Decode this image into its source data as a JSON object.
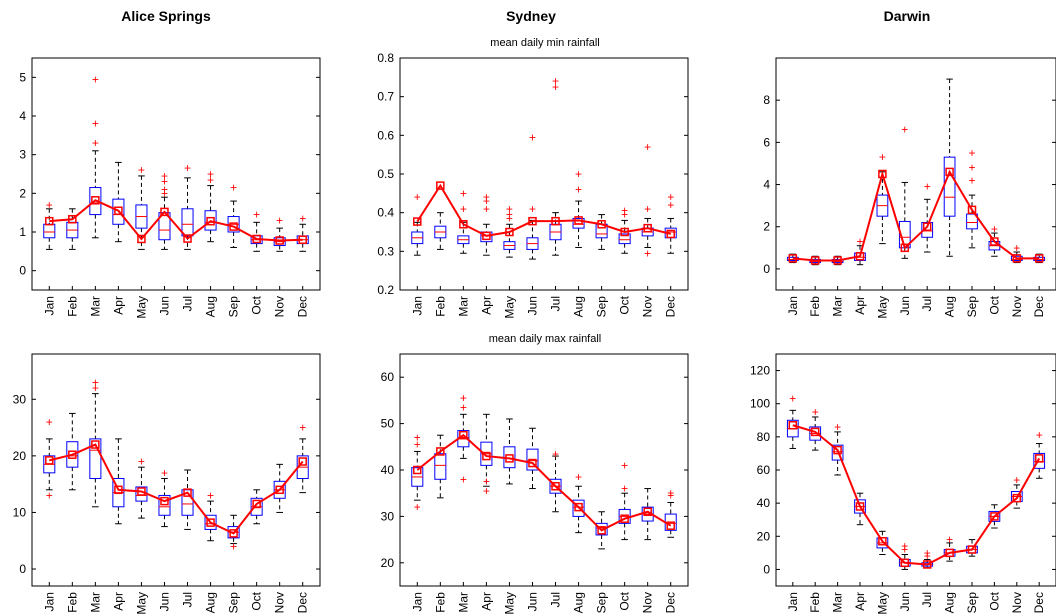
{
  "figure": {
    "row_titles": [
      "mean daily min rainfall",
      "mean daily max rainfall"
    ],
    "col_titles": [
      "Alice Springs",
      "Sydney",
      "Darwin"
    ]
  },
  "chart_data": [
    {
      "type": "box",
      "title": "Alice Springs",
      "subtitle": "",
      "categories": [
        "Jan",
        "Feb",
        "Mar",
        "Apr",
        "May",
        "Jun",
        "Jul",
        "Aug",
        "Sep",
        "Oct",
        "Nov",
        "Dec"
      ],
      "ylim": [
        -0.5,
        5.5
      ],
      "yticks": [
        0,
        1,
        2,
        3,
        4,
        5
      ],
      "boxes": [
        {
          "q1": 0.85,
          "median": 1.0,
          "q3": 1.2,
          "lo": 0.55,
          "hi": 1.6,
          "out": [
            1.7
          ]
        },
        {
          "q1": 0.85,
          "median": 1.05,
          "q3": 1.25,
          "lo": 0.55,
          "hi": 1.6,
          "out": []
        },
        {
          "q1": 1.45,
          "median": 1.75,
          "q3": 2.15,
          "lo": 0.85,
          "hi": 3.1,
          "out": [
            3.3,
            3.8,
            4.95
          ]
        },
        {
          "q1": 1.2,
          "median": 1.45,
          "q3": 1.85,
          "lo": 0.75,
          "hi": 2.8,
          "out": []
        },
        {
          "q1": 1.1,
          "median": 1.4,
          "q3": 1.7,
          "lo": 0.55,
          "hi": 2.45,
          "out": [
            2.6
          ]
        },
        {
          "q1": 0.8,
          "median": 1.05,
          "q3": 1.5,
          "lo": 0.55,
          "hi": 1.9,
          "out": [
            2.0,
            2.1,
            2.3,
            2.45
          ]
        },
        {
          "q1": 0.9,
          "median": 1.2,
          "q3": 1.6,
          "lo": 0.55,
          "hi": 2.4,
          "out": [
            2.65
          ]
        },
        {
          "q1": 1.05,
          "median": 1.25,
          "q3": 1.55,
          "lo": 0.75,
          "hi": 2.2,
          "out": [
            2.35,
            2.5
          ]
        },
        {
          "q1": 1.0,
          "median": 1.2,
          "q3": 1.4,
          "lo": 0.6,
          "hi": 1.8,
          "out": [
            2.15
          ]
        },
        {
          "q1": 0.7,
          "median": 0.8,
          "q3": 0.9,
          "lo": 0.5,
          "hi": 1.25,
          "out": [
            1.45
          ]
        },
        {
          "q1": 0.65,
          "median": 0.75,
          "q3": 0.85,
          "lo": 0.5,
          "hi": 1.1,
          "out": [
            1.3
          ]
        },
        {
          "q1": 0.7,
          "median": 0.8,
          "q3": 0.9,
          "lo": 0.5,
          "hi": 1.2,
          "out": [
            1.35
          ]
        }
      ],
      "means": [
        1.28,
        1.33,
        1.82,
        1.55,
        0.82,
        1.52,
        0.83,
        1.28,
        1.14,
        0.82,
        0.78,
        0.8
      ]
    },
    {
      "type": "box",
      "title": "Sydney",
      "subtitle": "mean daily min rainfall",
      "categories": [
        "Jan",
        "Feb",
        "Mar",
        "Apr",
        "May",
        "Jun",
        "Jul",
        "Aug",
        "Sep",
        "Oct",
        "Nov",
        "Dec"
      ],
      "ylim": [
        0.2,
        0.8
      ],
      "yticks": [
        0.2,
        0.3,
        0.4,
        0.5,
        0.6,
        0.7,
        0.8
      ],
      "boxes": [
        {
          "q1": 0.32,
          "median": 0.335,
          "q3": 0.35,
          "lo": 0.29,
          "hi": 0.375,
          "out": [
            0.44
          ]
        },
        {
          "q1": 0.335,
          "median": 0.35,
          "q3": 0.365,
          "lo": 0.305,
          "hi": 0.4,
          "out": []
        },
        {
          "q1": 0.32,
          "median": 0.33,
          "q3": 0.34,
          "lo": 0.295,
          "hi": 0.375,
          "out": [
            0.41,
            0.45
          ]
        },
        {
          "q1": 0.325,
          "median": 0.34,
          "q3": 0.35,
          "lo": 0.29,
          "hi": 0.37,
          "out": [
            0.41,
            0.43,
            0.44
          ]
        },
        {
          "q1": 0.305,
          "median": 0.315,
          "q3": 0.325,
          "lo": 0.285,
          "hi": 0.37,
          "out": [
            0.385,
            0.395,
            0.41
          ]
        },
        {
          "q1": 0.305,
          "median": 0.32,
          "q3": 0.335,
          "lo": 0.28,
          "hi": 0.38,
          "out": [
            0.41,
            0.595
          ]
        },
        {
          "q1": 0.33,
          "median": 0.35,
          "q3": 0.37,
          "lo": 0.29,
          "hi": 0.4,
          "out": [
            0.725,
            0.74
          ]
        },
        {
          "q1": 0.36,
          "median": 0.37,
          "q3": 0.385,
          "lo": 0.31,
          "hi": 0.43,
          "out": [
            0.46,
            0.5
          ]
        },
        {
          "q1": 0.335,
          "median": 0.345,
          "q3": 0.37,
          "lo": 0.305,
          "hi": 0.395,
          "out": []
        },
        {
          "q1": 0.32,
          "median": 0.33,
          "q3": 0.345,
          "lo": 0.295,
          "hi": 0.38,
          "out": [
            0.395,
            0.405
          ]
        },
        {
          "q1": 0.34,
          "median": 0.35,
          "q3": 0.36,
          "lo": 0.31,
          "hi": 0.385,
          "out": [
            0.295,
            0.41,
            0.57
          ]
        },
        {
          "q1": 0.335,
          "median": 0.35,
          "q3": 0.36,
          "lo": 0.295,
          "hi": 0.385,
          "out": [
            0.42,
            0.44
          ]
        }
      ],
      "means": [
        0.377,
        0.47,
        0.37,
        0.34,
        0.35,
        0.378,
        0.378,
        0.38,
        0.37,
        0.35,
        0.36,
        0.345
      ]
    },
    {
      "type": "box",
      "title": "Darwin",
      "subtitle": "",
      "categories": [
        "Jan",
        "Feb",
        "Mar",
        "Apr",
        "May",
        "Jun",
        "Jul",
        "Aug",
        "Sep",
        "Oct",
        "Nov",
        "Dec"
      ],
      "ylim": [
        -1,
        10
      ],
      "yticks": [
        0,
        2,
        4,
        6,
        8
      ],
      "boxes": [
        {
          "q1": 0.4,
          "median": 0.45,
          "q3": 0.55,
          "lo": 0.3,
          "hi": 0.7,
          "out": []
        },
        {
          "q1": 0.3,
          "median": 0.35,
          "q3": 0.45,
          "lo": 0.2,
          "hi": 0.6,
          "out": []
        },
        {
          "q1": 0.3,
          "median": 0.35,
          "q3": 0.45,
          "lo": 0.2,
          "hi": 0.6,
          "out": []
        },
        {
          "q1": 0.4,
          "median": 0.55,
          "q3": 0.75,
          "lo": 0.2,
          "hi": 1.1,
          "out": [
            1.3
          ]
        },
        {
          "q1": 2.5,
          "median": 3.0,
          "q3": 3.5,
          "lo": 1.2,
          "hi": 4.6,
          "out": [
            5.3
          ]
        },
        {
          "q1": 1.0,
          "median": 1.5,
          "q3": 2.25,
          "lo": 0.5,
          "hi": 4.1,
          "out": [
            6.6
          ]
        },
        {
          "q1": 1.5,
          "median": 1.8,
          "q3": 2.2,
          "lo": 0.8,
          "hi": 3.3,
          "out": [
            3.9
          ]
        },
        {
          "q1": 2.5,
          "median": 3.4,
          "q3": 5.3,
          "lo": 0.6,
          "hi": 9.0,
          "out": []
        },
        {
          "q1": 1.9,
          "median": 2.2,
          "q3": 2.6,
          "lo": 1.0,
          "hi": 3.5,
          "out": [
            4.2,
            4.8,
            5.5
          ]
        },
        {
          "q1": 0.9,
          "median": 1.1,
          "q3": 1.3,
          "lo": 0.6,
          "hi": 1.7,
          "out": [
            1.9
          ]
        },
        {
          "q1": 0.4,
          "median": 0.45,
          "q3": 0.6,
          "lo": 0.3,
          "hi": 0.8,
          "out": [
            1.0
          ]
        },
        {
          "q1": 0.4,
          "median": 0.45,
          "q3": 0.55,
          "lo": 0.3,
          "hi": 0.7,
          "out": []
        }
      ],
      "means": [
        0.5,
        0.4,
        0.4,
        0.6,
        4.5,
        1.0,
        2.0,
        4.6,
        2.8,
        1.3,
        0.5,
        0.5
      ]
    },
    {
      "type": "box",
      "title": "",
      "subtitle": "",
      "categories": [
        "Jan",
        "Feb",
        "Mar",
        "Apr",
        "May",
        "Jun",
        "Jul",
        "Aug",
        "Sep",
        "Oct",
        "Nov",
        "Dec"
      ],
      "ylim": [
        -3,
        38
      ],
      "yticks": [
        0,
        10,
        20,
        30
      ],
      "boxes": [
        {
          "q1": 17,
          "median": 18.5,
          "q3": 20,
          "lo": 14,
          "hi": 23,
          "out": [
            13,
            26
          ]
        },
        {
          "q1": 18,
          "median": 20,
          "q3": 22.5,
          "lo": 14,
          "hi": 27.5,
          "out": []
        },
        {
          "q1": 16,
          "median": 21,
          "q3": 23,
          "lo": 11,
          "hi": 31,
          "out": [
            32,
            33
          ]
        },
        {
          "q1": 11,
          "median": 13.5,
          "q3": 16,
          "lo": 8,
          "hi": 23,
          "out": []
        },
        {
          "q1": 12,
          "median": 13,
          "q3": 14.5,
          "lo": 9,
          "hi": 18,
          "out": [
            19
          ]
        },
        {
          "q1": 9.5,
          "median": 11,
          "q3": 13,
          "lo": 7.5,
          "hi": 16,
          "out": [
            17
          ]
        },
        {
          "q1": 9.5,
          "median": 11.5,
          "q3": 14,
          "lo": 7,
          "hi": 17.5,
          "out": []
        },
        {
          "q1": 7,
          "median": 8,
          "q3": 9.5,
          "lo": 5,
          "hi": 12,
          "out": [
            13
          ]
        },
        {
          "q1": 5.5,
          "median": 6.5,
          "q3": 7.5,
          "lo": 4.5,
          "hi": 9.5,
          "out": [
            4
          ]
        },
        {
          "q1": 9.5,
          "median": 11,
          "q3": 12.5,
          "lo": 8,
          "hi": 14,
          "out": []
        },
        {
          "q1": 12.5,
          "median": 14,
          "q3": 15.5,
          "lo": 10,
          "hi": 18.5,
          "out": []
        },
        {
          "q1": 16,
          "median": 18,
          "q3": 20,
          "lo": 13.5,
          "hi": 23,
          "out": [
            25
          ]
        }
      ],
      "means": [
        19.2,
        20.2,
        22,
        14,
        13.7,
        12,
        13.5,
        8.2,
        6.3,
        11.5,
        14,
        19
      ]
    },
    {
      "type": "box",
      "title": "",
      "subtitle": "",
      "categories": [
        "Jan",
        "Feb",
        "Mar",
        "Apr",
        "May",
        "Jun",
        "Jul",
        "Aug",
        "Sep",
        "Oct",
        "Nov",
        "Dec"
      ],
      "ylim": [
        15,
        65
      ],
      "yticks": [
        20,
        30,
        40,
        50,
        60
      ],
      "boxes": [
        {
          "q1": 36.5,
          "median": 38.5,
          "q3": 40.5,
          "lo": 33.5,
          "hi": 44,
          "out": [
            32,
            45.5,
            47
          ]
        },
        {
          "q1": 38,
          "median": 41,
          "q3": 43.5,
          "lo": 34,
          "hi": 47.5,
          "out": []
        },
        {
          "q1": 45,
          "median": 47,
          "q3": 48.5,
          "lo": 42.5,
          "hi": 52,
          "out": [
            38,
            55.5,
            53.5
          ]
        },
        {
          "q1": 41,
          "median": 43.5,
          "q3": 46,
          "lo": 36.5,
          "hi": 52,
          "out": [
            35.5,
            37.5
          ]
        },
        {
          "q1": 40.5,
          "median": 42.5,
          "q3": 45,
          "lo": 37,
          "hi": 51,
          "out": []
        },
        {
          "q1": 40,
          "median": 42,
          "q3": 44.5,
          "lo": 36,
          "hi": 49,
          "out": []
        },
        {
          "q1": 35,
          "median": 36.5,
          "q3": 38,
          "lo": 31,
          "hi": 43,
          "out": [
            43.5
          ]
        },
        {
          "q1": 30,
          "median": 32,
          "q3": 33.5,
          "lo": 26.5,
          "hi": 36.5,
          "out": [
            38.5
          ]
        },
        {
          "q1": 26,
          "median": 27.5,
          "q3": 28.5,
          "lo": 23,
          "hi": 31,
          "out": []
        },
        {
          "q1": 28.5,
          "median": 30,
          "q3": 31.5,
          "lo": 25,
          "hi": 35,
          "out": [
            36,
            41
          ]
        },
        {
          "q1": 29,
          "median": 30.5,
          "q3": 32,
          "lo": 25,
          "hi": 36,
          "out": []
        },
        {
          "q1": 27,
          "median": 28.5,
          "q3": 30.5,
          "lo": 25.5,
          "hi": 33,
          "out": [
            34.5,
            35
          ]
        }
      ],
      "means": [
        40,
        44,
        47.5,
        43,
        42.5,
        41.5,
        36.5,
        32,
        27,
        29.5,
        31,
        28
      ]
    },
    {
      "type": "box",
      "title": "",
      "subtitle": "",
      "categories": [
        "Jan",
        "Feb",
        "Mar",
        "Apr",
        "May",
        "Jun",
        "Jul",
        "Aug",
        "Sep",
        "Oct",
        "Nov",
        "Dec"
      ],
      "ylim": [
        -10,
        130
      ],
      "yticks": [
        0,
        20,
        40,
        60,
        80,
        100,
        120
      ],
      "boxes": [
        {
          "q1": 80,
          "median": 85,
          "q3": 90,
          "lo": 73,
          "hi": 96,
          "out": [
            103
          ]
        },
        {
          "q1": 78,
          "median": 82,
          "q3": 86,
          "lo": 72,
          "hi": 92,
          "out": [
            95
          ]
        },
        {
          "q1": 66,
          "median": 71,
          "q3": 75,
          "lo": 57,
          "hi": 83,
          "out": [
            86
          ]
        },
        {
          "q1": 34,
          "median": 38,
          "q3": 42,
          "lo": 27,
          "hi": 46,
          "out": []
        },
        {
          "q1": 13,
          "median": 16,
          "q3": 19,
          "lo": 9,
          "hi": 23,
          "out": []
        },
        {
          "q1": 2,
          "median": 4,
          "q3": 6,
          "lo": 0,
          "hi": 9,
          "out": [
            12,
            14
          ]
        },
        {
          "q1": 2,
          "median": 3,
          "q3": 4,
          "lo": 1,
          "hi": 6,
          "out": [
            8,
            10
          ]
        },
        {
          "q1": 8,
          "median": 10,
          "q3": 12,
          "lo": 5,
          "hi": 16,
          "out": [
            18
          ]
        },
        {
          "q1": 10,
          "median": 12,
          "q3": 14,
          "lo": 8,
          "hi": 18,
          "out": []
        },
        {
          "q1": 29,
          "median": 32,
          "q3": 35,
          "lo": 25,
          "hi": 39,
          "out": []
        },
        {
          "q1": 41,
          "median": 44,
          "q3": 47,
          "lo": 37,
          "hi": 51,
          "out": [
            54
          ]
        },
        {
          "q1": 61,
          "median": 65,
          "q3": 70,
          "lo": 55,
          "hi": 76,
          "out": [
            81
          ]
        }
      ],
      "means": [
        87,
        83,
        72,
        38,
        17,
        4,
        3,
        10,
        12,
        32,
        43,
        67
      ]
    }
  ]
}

══════

### Task details
Identify the lines above that contain the word "rainfall", then copy them.

### Finished exercise
      "mean daily min rainfall",
      "mean daily max rainfall"
      "subtitle": "mean daily min rainfall",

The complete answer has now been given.